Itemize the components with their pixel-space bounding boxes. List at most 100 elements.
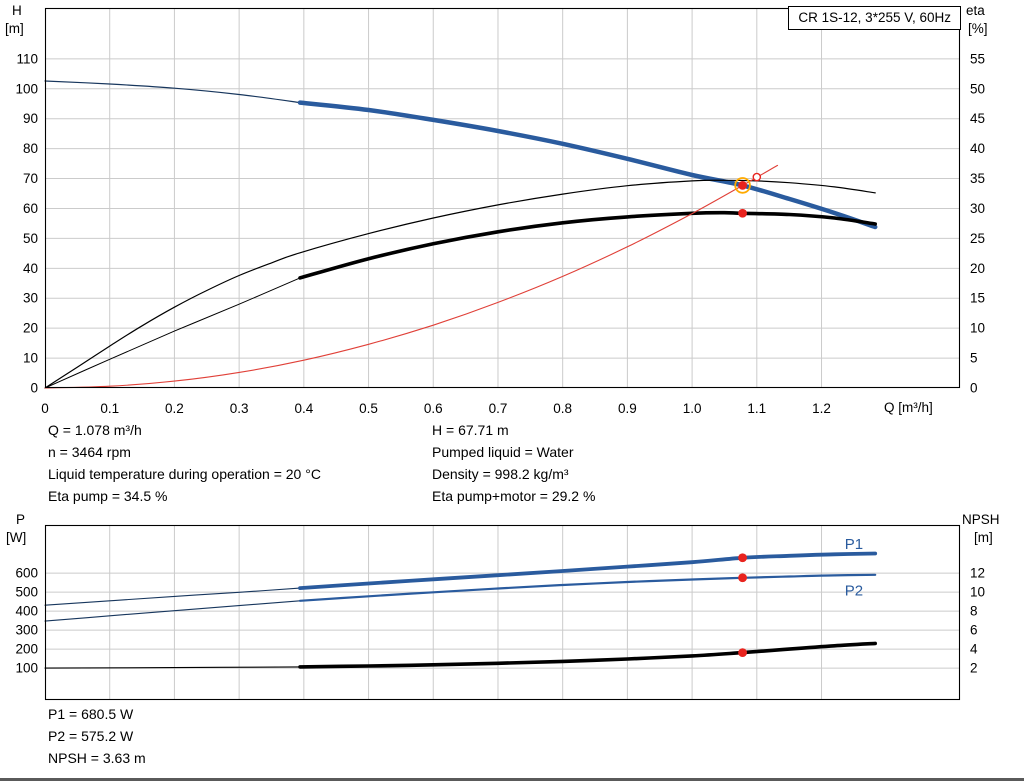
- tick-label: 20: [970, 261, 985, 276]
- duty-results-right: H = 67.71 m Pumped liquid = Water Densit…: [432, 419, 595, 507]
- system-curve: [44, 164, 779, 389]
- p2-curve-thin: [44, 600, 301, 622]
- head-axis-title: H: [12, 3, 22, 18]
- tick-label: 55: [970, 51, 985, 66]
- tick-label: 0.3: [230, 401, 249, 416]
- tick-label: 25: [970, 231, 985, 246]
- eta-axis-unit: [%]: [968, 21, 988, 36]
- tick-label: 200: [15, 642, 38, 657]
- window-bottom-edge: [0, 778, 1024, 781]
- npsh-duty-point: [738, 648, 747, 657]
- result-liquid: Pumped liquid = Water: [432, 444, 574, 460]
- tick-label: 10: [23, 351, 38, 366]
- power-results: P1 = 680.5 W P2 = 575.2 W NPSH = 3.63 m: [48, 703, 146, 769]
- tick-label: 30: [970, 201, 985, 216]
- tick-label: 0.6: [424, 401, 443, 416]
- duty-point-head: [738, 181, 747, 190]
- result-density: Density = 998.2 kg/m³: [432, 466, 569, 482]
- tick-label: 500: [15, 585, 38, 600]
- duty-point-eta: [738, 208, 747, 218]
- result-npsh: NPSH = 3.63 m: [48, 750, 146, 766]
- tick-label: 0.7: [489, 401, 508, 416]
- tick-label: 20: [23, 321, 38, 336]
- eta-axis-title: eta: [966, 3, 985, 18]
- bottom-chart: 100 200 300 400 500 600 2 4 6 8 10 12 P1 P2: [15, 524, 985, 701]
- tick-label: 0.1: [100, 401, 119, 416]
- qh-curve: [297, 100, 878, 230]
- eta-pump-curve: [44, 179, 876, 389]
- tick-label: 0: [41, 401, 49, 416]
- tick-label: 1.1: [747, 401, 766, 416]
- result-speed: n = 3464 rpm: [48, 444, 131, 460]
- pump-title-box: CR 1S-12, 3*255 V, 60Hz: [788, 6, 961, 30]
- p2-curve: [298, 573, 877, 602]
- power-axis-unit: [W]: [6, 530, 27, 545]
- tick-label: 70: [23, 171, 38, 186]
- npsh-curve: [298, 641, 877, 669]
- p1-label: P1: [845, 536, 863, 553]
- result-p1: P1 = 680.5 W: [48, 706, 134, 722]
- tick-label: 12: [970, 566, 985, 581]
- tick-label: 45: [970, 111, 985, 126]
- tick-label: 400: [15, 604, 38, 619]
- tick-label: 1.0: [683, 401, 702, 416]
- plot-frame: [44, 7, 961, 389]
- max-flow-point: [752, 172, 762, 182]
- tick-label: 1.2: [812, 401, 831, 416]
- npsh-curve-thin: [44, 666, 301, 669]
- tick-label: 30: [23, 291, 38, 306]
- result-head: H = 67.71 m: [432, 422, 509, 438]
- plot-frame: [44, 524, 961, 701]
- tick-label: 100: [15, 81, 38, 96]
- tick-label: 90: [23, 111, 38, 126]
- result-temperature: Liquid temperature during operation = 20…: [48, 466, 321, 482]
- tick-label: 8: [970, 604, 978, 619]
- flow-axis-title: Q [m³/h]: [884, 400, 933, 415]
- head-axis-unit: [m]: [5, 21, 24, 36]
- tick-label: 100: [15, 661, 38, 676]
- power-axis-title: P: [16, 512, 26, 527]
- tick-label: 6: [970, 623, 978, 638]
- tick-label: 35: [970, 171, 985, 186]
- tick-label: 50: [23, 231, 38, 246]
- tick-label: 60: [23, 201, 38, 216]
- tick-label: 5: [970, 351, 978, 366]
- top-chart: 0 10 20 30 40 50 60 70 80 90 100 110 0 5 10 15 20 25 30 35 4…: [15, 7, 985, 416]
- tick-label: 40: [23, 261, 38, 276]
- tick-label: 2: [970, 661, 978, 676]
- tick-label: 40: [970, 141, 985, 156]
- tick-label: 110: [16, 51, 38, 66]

### THE PROBLEM
Please output the material above line for line, with every character unchanged, and leave out the pictures.

### EXERCISE RESPONSE
Itemize the components with their pixel-space bounding boxes. List at most 100 elements.
- tick-label: 20: [970, 261, 985, 276]
- duty-results-right: H = 67.71 m Pumped liquid = Water Densit…: [432, 419, 595, 507]
- system-curve: [44, 164, 779, 389]
- p2-curve-thin: [44, 600, 301, 622]
- head-axis-title: H: [12, 3, 22, 18]
- tick-label: 55: [970, 51, 985, 66]
- tick-label: 0.3: [230, 401, 249, 416]
- tick-label: 25: [970, 231, 985, 246]
- eta-axis-unit: [%]: [968, 21, 988, 36]
- tick-label: 200: [15, 642, 38, 657]
- window-bottom-edge: [0, 778, 1024, 781]
- npsh-duty-point: [738, 648, 747, 657]
- result-liquid: Pumped liquid = Water: [432, 444, 574, 460]
- tick-label: 10: [23, 351, 38, 366]
- power-results: P1 = 680.5 W P2 = 575.2 W NPSH = 3.63 m: [48, 703, 146, 769]
- tick-label: 30: [970, 201, 985, 216]
- tick-label: 0.6: [424, 401, 443, 416]
- duty-point-head: [738, 181, 747, 190]
- result-density: Density = 998.2 kg/m³: [432, 466, 569, 482]
- tick-label: 500: [15, 585, 38, 600]
- duty-point-eta: [738, 208, 747, 218]
- result-npsh: NPSH = 3.63 m: [48, 750, 146, 766]
- tick-label: 0.7: [489, 401, 508, 416]
- tick-label: 20: [23, 321, 38, 336]
- eta-axis-title: eta: [966, 3, 985, 18]
- bottom-chart: 100 200 300 400 500 600 2 4 6 8 10 12 P1 P2: [15, 524, 985, 701]
- tick-label: 0.1: [100, 401, 119, 416]
- qh-curve: [297, 100, 878, 230]
- eta-pump-curve: [44, 179, 876, 389]
- tick-label: 0: [41, 401, 49, 416]
- tick-label: 1.1: [747, 401, 766, 416]
- result-speed: n = 3464 rpm: [48, 444, 131, 460]
- pump-title-box: CR 1S-12, 3*255 V, 60Hz: [788, 6, 961, 30]
- p2-curve: [298, 573, 877, 602]
- power-axis-unit: [W]: [6, 530, 27, 545]
- tick-label: 70: [23, 171, 38, 186]
- npsh-curve: [298, 641, 877, 669]
- p1-label: P1: [845, 536, 863, 553]
- result-p1: P1 = 680.5 W: [48, 706, 134, 722]
- tick-label: 12: [970, 566, 985, 581]
- tick-label: 45: [970, 111, 985, 126]
- tick-label: 400: [15, 604, 38, 619]
- tick-label: 1.0: [683, 401, 702, 416]
- plot-frame: [44, 7, 961, 389]
- max-flow-point: [752, 172, 762, 182]
- tick-label: 1.2: [812, 401, 831, 416]
- npsh-curve-thin: [44, 666, 301, 669]
- tick-label: 30: [23, 291, 38, 306]
- result-head: H = 67.71 m: [432, 422, 509, 438]
- plot-frame: [44, 524, 961, 701]
- tick-label: 100: [15, 81, 38, 96]
- tick-label: 90: [23, 111, 38, 126]
- result-temperature: Liquid temperature during operation = 20…: [48, 466, 321, 482]
- tick-label: 8: [970, 604, 978, 619]
- flow-axis-title: Q [m³/h]: [884, 400, 933, 415]
- head-axis-unit: [m]: [5, 21, 24, 36]
- tick-label: 100: [15, 661, 38, 676]
- power-axis-title: P: [16, 512, 26, 527]
- tick-label: 6: [970, 623, 978, 638]
- tick-label: 35: [970, 171, 985, 186]
- tick-label: 50: [23, 231, 38, 246]
- tick-label: 60: [23, 201, 38, 216]
- tick-label: 5: [970, 351, 978, 366]
- top-chart: 0 10 20 30 40 50 60 70 80 90 100 110 0 5 10 15 20 25 30 35 4…: [15, 7, 985, 416]
- tick-label: 40: [23, 261, 38, 276]
- tick-label: 2: [970, 661, 978, 676]
- tick-label: 40: [970, 141, 985, 156]
- tick-label: 110: [16, 51, 38, 66]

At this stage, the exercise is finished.